Figure dataset records
----------------------------------------
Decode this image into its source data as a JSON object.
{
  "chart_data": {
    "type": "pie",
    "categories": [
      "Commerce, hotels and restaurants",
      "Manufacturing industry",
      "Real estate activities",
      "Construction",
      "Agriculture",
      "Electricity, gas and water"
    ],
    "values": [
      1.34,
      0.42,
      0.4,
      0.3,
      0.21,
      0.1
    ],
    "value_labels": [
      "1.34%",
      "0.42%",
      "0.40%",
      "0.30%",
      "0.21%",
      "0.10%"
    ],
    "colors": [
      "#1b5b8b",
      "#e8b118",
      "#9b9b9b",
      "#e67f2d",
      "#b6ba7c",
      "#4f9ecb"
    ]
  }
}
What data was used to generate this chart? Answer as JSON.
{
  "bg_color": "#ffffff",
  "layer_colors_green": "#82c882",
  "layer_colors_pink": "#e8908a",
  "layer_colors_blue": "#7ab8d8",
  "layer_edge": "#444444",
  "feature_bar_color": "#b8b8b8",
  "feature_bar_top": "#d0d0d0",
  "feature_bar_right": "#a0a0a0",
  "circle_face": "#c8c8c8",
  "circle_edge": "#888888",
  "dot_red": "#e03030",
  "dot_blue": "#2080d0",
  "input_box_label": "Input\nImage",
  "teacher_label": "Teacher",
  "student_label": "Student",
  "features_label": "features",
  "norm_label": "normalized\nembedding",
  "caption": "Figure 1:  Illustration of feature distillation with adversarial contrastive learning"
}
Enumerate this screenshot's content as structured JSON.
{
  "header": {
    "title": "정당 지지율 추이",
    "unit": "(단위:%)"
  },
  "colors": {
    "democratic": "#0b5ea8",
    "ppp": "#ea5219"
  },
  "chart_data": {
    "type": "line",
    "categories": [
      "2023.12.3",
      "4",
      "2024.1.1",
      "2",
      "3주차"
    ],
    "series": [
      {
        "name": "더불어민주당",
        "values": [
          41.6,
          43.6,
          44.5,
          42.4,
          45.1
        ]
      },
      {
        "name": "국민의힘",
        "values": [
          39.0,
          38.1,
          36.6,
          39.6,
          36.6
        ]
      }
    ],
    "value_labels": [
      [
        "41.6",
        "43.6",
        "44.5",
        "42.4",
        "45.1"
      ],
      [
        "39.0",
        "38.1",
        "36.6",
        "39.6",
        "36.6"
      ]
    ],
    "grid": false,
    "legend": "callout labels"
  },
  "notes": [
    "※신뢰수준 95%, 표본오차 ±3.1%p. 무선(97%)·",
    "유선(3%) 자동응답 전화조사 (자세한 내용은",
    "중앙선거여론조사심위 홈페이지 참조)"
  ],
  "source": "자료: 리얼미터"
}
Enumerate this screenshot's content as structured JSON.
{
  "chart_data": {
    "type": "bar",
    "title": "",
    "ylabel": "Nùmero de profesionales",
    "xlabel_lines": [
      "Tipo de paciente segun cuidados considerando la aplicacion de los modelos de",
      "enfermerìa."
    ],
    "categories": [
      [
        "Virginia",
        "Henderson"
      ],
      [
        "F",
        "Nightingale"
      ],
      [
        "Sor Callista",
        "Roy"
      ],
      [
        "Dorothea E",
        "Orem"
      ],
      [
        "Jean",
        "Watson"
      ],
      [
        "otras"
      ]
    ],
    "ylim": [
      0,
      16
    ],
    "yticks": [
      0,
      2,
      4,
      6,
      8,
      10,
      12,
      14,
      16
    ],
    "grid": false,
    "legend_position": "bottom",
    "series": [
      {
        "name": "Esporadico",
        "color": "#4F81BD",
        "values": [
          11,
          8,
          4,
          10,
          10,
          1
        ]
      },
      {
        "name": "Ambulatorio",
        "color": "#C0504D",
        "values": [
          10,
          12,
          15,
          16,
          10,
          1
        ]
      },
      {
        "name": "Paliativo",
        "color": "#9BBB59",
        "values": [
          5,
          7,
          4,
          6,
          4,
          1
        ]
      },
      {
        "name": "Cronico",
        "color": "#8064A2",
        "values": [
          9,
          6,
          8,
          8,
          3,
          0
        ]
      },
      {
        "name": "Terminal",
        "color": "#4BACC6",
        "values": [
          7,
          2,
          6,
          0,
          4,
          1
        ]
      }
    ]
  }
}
----------------------------------------
Repeat the data precisely, line by line.

Decode this image into its source data as a JSON object.
{
  "chart_data": {
    "type": "pie",
    "categories": [
      "Commerce, hotels and restaurants",
      "Manufacturing industry",
      "Real estate activities",
      "Construction",
      "Agriculture",
      "Electricity, gas and water"
    ],
    "values": [
      1.34,
      0.42,
      0.4,
      0.3,
      0.21,
      0.1
    ],
    "value_labels": [
      "1.34%",
      "0.42%",
      "0.40%",
      "0.30%",
      "0.21%",
      "0.10%"
    ],
    "colors": [
      "#1b5b8b",
      "#e8b118",
      "#9b9b9b",
      "#e67f2d",
      "#b6ba7c",
      "#4f9ecb"
    ]
  }
}
What data was used to generate this chart? Answer as JSON.
{
  "bg_color": "#ffffff",
  "layer_colors_green": "#82c882",
  "layer_colors_pink": "#e8908a",
  "layer_colors_blue": "#7ab8d8",
  "layer_edge": "#444444",
  "feature_bar_color": "#b8b8b8",
  "feature_bar_top": "#d0d0d0",
  "feature_bar_right": "#a0a0a0",
  "circle_face": "#c8c8c8",
  "circle_edge": "#888888",
  "dot_red": "#e03030",
  "dot_blue": "#2080d0",
  "input_box_label": "Input\nImage",
  "teacher_label": "Teacher",
  "student_label": "Student",
  "features_label": "features",
  "norm_label": "normalized\nembedding",
  "caption": "Figure 1:  Illustration of feature distillation with adversarial contrastive learning"
}
Enumerate this screenshot's content as structured JSON.
{
  "header": {
    "title": "정당 지지율 추이",
    "unit": "(단위:%)"
  },
  "colors": {
    "democratic": "#0b5ea8",
    "ppp": "#ea5219"
  },
  "chart_data": {
    "type": "line",
    "categories": [
      "2023.12.3",
      "4",
      "2024.1.1",
      "2",
      "3주차"
    ],
    "series": [
      {
        "name": "더불어민주당",
        "values": [
          41.6,
          43.6,
          44.5,
          42.4,
          45.1
        ]
      },
      {
        "name": "국민의힘",
        "values": [
          39.0,
          38.1,
          36.6,
          39.6,
          36.6
        ]
      }
    ],
    "value_labels": [
      [
        "41.6",
        "43.6",
        "44.5",
        "42.4",
        "45.1"
      ],
      [
        "39.0",
        "38.1",
        "36.6",
        "39.6",
        "36.6"
      ]
    ],
    "grid": false,
    "legend": "callout labels"
  },
  "notes": [
    "※신뢰수준 95%, 표본오차 ±3.1%p. 무선(97%)·",
    "유선(3%) 자동응답 전화조사 (자세한 내용은",
    "중앙선거여론조사심위 홈페이지 참조)"
  ],
  "source": "자료: 리얼미터"
}
Enumerate this screenshot's content as structured JSON.
{
  "chart_data": {
    "type": "bar",
    "title": "",
    "ylabel": "Nùmero de profesionales",
    "xlabel_lines": [
      "Tipo de paciente segun cuidados considerando la aplicacion de los modelos de",
      "enfermerìa."
    ],
    "categories": [
      [
        "Virginia",
        "Henderson"
      ],
      [
        "F",
        "Nightingale"
      ],
      [
        "Sor Callista",
        "Roy"
      ],
      [
        "Dorothea E",
        "Orem"
      ],
      [
        "Jean",
        "Watson"
      ],
      [
        "otras"
      ]
    ],
    "ylim": [
      0,
      16
    ],
    "yticks": [
      0,
      2,
      4,
      6,
      8,
      10,
      12,
      14,
      16
    ],
    "grid": false,
    "legend_position": "bottom",
    "series": [
      {
        "name": "Esporadico",
        "color": "#4F81BD",
        "values": [
          11,
          8,
          4,
          10,
          10,
          1
        ]
      },
      {
        "name": "Ambulatorio",
        "color": "#C0504D",
        "values": [
          10,
          12,
          15,
          16,
          10,
          1
        ]
      },
      {
        "name": "Paliativo",
        "color": "#9BBB59",
        "values": [
          5,
          7,
          4,
          6,
          4,
          1
        ]
      },
      {
        "name": "Cronico",
        "color": "#8064A2",
        "values": [
          9,
          6,
          8,
          8,
          3,
          0
        ]
      },
      {
        "name": "Terminal",
        "color": "#4BACC6",
        "values": [
          7,
          2,
          6,
          0,
          4,
          1
        ]
      }
    ]
  }
}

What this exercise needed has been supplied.